=== Your instructions ===
Single out the lines that include the word "name". Copy them.

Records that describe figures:
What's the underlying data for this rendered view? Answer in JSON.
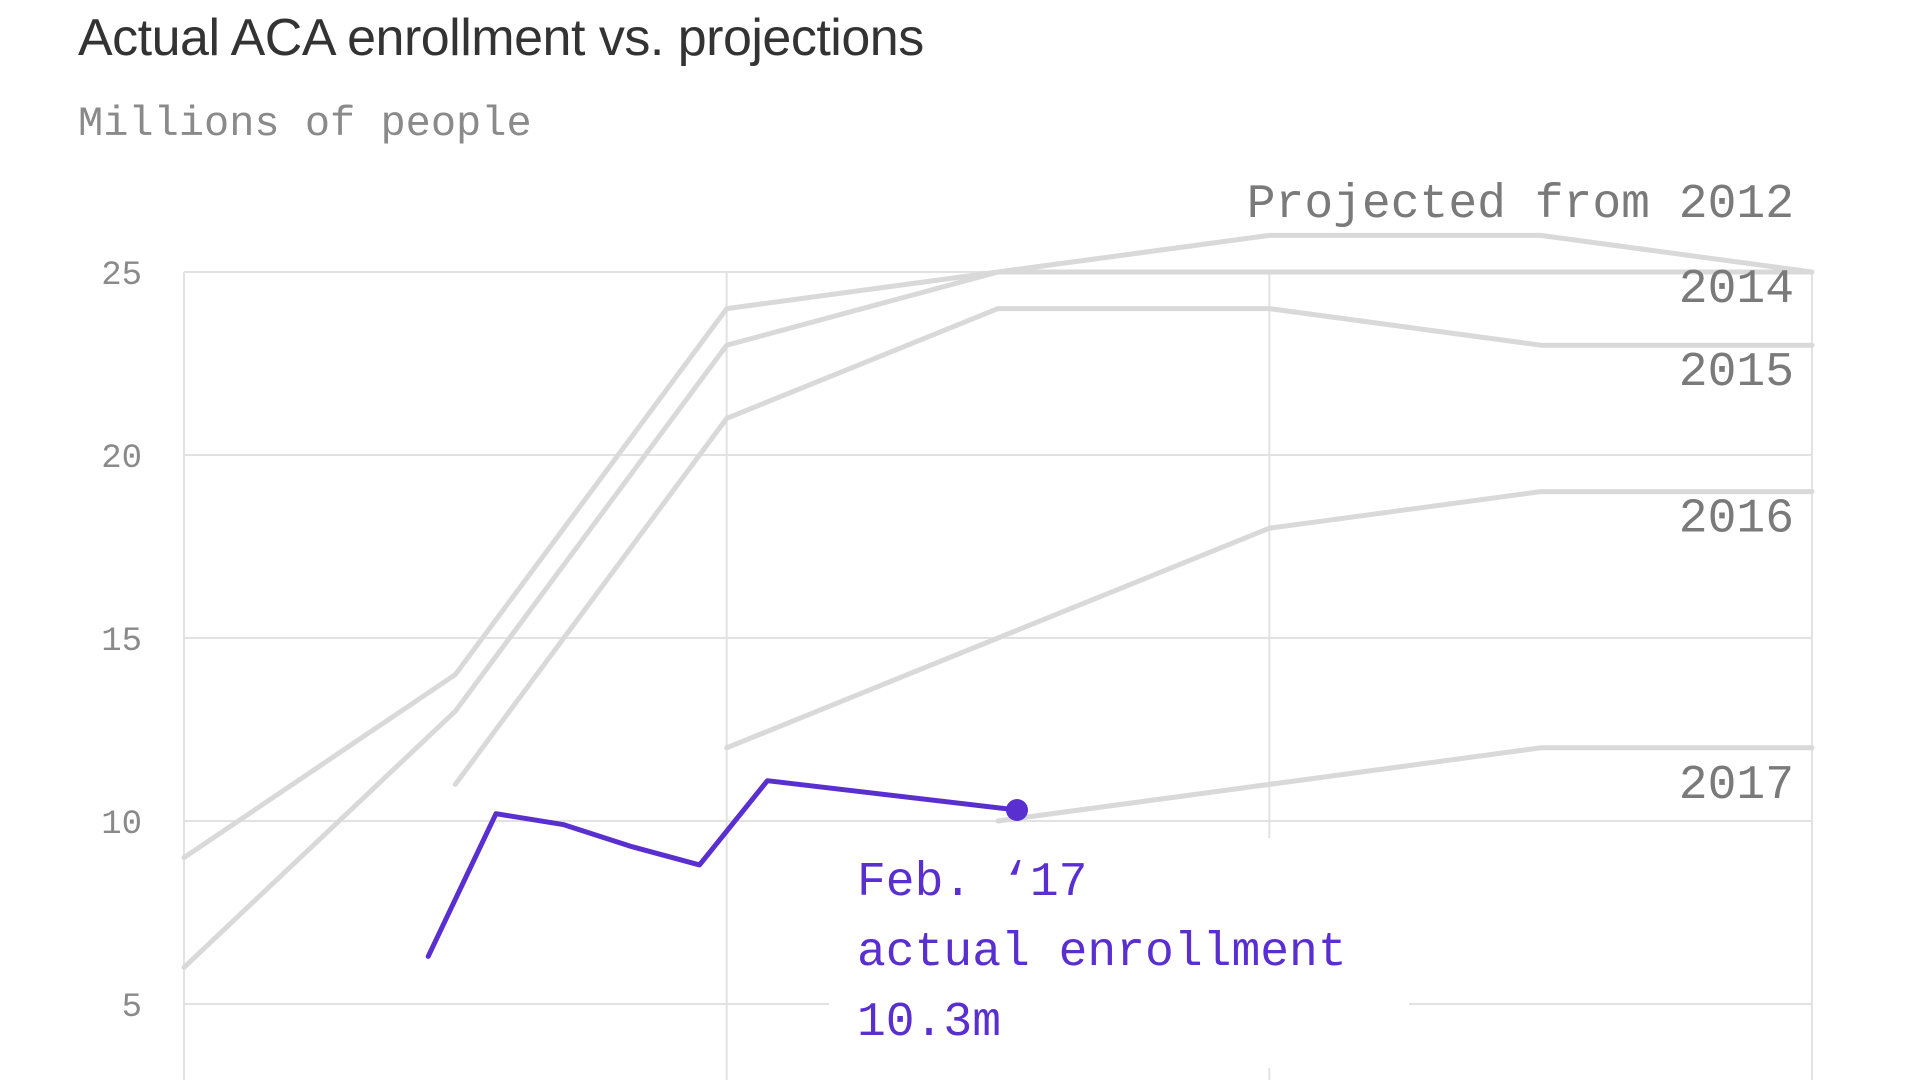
{
  "chart_data": {
    "type": "line",
    "title": "Actual ACA enrollment vs. projections",
    "subtitle": "Millions of people",
    "ylim": [
      5,
      25
    ],
    "xlim": [
      2013,
      2019
    ],
    "yticks": [
      5,
      10,
      15,
      20,
      25
    ],
    "grid": true,
    "series": [
      {
        "name": "Projected from 2012",
        "x": [
          2013,
          2014,
          2015,
          2016,
          2017,
          2018,
          2019
        ],
        "values": [
          9,
          14,
          24,
          25,
          26,
          26,
          25
        ]
      },
      {
        "name": "2014",
        "x": [
          2013,
          2014,
          2015,
          2016,
          2017,
          2018,
          2019
        ],
        "values": [
          6,
          13,
          23,
          25,
          25,
          25,
          25
        ]
      },
      {
        "name": "2015",
        "x": [
          2014,
          2015,
          2016,
          2017,
          2018,
          2019
        ],
        "values": [
          11,
          21,
          24,
          24,
          23,
          23
        ]
      },
      {
        "name": "2016",
        "x": [
          2015,
          2016,
          2017,
          2018,
          2019
        ],
        "values": [
          12,
          15,
          18,
          19,
          19
        ]
      },
      {
        "name": "2017",
        "x": [
          2016,
          2017,
          2018,
          2019
        ],
        "values": [
          10,
          11,
          12,
          12
        ]
      },
      {
        "name": "",
        "x": [
          2013.9,
          2014.15,
          2014.4,
          2014.65,
          2014.9,
          2015.15,
          2016.07
        ],
        "values": [
          6.3,
          10.2,
          9.9,
          9.3,
          8.8,
          11.1,
          10.3
        ]
      }
    ],
    "annotation": {
      "lines": [
        "Feb. ‘17",
        "actual enrollment",
        "10.3m"
      ],
      "x": 2016.07,
      "y": 10.3
    },
    "colors": {
      "projection": "#d9d9d9",
      "actual": "#5a2fcf",
      "grid": "#e2e2e2",
      "tick_text": "#8a8a8a"
    }
  }
}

=== The output ===
        "name": "Projected from 2012",
        "name": "2014",
        "name": "2015",
        "name": "2016",
        "name": "2017",
        "name": "",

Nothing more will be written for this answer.